• Short task:
Return every line of the material exactly.

··· Information supplied

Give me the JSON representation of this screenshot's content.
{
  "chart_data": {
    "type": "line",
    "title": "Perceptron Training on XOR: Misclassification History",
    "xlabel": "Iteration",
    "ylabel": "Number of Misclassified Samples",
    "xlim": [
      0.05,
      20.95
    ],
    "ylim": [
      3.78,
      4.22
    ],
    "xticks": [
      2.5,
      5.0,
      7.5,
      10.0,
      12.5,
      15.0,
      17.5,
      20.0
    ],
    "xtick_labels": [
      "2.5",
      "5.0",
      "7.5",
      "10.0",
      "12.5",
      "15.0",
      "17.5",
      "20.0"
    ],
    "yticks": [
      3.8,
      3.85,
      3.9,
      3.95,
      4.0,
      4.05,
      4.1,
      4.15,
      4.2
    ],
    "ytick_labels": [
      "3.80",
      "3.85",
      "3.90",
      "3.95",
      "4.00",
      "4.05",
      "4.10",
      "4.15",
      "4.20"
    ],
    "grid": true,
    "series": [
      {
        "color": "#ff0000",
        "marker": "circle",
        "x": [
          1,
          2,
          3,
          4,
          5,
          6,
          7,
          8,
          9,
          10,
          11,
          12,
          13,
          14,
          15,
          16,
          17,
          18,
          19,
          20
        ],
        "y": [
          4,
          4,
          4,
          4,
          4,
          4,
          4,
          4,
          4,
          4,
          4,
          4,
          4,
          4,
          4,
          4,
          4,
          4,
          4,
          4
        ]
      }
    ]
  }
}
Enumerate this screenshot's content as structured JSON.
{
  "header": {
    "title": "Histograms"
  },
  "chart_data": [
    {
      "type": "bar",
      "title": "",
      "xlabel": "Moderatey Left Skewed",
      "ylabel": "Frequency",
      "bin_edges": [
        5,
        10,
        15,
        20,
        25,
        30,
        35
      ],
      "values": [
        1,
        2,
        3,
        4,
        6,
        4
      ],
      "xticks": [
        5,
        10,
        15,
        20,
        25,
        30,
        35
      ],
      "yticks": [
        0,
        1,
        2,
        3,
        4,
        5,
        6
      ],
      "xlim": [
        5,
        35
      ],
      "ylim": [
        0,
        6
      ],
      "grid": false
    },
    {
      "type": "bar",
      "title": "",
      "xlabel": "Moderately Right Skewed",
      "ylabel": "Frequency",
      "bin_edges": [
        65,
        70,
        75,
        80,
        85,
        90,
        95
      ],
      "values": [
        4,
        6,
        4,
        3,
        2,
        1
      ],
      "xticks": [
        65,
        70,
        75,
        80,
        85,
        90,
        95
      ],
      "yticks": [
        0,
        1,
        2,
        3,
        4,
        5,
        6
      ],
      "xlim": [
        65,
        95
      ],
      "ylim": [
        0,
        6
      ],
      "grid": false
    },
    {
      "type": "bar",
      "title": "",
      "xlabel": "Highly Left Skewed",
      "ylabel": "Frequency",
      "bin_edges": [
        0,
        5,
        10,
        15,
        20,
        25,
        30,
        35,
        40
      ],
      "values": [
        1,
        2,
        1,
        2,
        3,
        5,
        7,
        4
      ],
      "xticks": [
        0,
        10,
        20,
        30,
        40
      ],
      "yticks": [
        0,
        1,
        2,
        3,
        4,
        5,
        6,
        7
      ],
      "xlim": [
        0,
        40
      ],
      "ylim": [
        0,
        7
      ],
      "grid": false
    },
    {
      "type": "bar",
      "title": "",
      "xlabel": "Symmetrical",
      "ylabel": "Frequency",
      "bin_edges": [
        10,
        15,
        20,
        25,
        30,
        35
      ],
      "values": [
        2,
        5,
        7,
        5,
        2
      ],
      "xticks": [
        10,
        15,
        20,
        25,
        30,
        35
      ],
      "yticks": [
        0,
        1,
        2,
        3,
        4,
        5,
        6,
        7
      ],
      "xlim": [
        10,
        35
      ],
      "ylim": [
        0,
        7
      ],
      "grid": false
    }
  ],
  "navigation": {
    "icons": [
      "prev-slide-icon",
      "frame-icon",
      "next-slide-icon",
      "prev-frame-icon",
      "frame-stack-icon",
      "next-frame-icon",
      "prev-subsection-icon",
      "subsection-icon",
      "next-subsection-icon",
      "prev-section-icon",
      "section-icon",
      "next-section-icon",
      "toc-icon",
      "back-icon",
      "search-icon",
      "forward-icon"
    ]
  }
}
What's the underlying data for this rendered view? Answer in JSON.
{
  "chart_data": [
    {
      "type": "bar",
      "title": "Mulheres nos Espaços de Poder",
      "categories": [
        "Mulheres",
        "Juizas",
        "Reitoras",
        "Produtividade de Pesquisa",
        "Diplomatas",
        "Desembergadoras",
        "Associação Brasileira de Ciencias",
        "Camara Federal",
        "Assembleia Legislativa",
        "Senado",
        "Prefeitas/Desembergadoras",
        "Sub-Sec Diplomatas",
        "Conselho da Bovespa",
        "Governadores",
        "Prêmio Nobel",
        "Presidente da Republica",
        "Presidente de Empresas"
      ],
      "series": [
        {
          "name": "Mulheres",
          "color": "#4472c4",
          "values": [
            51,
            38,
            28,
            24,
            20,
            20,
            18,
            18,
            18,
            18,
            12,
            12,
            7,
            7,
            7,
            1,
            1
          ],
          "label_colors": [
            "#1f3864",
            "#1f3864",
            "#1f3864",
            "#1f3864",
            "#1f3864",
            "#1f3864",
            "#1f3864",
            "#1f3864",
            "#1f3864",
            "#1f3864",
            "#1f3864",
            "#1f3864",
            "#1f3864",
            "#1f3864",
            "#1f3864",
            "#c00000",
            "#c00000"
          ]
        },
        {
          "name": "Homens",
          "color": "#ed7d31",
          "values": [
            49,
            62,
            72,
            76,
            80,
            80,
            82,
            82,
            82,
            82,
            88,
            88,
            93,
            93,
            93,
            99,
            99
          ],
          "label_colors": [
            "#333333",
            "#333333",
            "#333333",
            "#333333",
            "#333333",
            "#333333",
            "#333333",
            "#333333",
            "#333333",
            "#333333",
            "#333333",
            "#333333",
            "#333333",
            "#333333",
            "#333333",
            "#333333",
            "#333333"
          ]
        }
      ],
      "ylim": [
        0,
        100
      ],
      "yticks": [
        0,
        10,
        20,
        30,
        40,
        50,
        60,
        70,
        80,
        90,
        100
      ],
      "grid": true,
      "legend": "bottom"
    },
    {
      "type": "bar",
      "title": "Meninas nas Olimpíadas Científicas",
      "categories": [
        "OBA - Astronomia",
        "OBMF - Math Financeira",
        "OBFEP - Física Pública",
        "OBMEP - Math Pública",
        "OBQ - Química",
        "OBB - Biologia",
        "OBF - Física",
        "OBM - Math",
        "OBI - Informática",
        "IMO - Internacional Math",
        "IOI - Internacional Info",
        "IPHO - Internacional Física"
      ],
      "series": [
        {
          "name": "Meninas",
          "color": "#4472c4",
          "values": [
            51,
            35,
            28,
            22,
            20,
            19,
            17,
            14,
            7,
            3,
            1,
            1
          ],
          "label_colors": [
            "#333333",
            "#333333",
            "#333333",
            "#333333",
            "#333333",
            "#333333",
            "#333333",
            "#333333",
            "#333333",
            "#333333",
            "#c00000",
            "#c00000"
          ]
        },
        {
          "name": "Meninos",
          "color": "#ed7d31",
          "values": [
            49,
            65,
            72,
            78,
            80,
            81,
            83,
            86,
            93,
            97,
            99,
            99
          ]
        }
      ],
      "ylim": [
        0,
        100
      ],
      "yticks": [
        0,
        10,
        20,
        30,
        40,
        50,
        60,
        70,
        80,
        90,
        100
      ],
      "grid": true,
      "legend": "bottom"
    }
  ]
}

······

• Right answer:
Give me the JSON representation of this screenshot's content.
{
  "chart_data": {
    "type": "line",
    "title": "Perceptron Training on XOR: Misclassification History",
    "xlabel": "Iteration",
    "ylabel": "Number of Misclassified Samples",
    "xlim": [
      0.05,
      20.95
    ],
    "ylim": [
      3.78,
      4.22
    ],
    "xticks": [
      2.5,
      5.0,
      7.5,
      10.0,
      12.5,
      15.0,
      17.5,
      20.0
    ],
    "xtick_labels": [
      "2.5",
      "5.0",
      "7.5",
      "10.0",
      "12.5",
      "15.0",
      "17.5",
      "20.0"
    ],
    "yticks": [
      3.8,
      3.85,
      3.9,
      3.95,
      4.0,
      4.05,
      4.1,
      4.15,
      4.2
    ],
    "ytick_labels": [
      "3.80",
      "3.85",
      "3.90",
      "3.95",
      "4.00",
      "4.05",
      "4.10",
      "4.15",
      "4.20"
    ],
    "grid": true,
    "series": [
      {
        "color": "#ff0000",
        "marker": "circle",
        "x": [
          1,
          2,
          3,
          4,
          5,
          6,
          7,
          8,
          9,
          10,
          11,
          12,
          13,
          14,
          15,
          16,
          17,
          18,
          19,
          20
        ],
        "y": [
          4,
          4,
          4,
          4,
          4,
          4,
          4,
          4,
          4,
          4,
          4,
          4,
          4,
          4,
          4,
          4,
          4,
          4,
          4,
          4
        ]
      }
    ]
  }
}
Enumerate this screenshot's content as structured JSON.
{
  "header": {
    "title": "Histograms"
  },
  "chart_data": [
    {
      "type": "bar",
      "title": "",
      "xlabel": "Moderatey Left Skewed",
      "ylabel": "Frequency",
      "bin_edges": [
        5,
        10,
        15,
        20,
        25,
        30,
        35
      ],
      "values": [
        1,
        2,
        3,
        4,
        6,
        4
      ],
      "xticks": [
        5,
        10,
        15,
        20,
        25,
        30,
        35
      ],
      "yticks": [
        0,
        1,
        2,
        3,
        4,
        5,
        6
      ],
      "xlim": [
        5,
        35
      ],
      "ylim": [
        0,
        6
      ],
      "grid": false
    },
    {
      "type": "bar",
      "title": "",
      "xlabel": "Moderately Right Skewed",
      "ylabel": "Frequency",
      "bin_edges": [
        65,
        70,
        75,
        80,
        85,
        90,
        95
      ],
      "values": [
        4,
        6,
        4,
        3,
        2,
        1
      ],
      "xticks": [
        65,
        70,
        75,
        80,
        85,
        90,
        95
      ],
      "yticks": [
        0,
        1,
        2,
        3,
        4,
        5,
        6
      ],
      "xlim": [
        65,
        95
      ],
      "ylim": [
        0,
        6
      ],
      "grid": false
    },
    {
      "type": "bar",
      "title": "",
      "xlabel": "Highly Left Skewed",
      "ylabel": "Frequency",
      "bin_edges": [
        0,
        5,
        10,
        15,
        20,
        25,
        30,
        35,
        40
      ],
      "values": [
        1,
        2,
        1,
        2,
        3,
        5,
        7,
        4
      ],
      "xticks": [
        0,
        10,
        20,
        30,
        40
      ],
      "yticks": [
        0,
        1,
        2,
        3,
        4,
        5,
        6,
        7
      ],
      "xlim": [
        0,
        40
      ],
      "ylim": [
        0,
        7
      ],
      "grid": false
    },
    {
      "type": "bar",
      "title": "",
      "xlabel": "Symmetrical",
      "ylabel": "Frequency",
      "bin_edges": [
        10,
        15,
        20,
        25,
        30,
        35
      ],
      "values": [
        2,
        5,
        7,
        5,
        2
      ],
      "xticks": [
        10,
        15,
        20,
        25,
        30,
        35
      ],
      "yticks": [
        0,
        1,
        2,
        3,
        4,
        5,
        6,
        7
      ],
      "xlim": [
        10,
        35
      ],
      "ylim": [
        0,
        7
      ],
      "grid": false
    }
  ],
  "navigation": {
    "icons": [
      "prev-slide-icon",
      "frame-icon",
      "next-slide-icon",
      "prev-frame-icon",
      "frame-stack-icon",
      "next-frame-icon",
      "prev-subsection-icon",
      "subsection-icon",
      "next-subsection-icon",
      "prev-section-icon",
      "section-icon",
      "next-section-icon",
      "toc-icon",
      "back-icon",
      "search-icon",
      "forward-icon"
    ]
  }
}
What's the underlying data for this rendered view? Answer in JSON.
{
  "chart_data": [
    {
      "type": "bar",
      "title": "Mulheres nos Espaços de Poder",
      "categories": [
        "Mulheres",
        "Juizas",
        "Reitoras",
        "Produtividade de Pesquisa",
        "Diplomatas",
        "Desembergadoras",
        "Associação Brasileira de Ciencias",
        "Camara Federal",
        "Assembleia Legislativa",
        "Senado",
        "Prefeitas/Desembergadoras",
        "Sub-Sec Diplomatas",
        "Conselho da Bovespa",
        "Governadores",
        "Prêmio Nobel",
        "Presidente da Republica",
        "Presidente de Empresas"
      ],
      "series": [
        {
          "name": "Mulheres",
          "color": "#4472c4",
          "values": [
            51,
            38,
            28,
            24,
            20,
            20,
            18,
            18,
            18,
            18,
            12,
            12,
            7,
            7,
            7,
            1,
            1
          ],
          "label_colors": [
            "#1f3864",
            "#1f3864",
            "#1f3864",
            "#1f3864",
            "#1f3864",
            "#1f3864",
            "#1f3864",
            "#1f3864",
            "#1f3864",
            "#1f3864",
            "#1f3864",
            "#1f3864",
            "#1f3864",
            "#1f3864",
            "#1f3864",
            "#c00000",
            "#c00000"
          ]
        },
        {
          "name": "Homens",
          "color": "#ed7d31",
          "values": [
            49,
            62,
            72,
            76,
            80,
            80,
            82,
            82,
            82,
            82,
            88,
            88,
            93,
            93,
            93,
            99,
            99
          ],
          "label_colors": [
            "#333333",
            "#333333",
            "#333333",
            "#333333",
            "#333333",
            "#333333",
            "#333333",
            "#333333",
            "#333333",
            "#333333",
            "#333333",
            "#333333",
            "#333333",
            "#333333",
            "#333333",
            "#333333",
            "#333333"
          ]
        }
      ],
      "ylim": [
        0,
        100
      ],
      "yticks": [
        0,
        10,
        20,
        30,
        40,
        50,
        60,
        70,
        80,
        90,
        100
      ],
      "grid": true,
      "legend": "bottom"
    },
    {
      "type": "bar",
      "title": "Meninas nas Olimpíadas Científicas",
      "categories": [
        "OBA - Astronomia",
        "OBMF - Math Financeira",
        "OBFEP - Física Pública",
        "OBMEP - Math Pública",
        "OBQ - Química",
        "OBB - Biologia",
        "OBF - Física",
        "OBM - Math",
        "OBI - Informática",
        "IMO - Internacional Math",
        "IOI - Internacional Info",
        "IPHO - Internacional Física"
      ],
      "series": [
        {
          "name": "Meninas",
          "color": "#4472c4",
          "values": [
            51,
            35,
            28,
            22,
            20,
            19,
            17,
            14,
            7,
            3,
            1,
            1
          ],
          "label_colors": [
            "#333333",
            "#333333",
            "#333333",
            "#333333",
            "#333333",
            "#333333",
            "#333333",
            "#333333",
            "#333333",
            "#333333",
            "#c00000",
            "#c00000"
          ]
        },
        {
          "name": "Meninos",
          "color": "#ed7d31",
          "values": [
            49,
            65,
            72,
            78,
            80,
            81,
            83,
            86,
            93,
            97,
            99,
            99
          ]
        }
      ],
      "ylim": [
        0,
        100
      ],
      "yticks": [
        0,
        10,
        20,
        30,
        40,
        50,
        60,
        70,
        80,
        90,
        100
      ],
      "grid": true,
      "legend": "bottom"
    }
  ]
}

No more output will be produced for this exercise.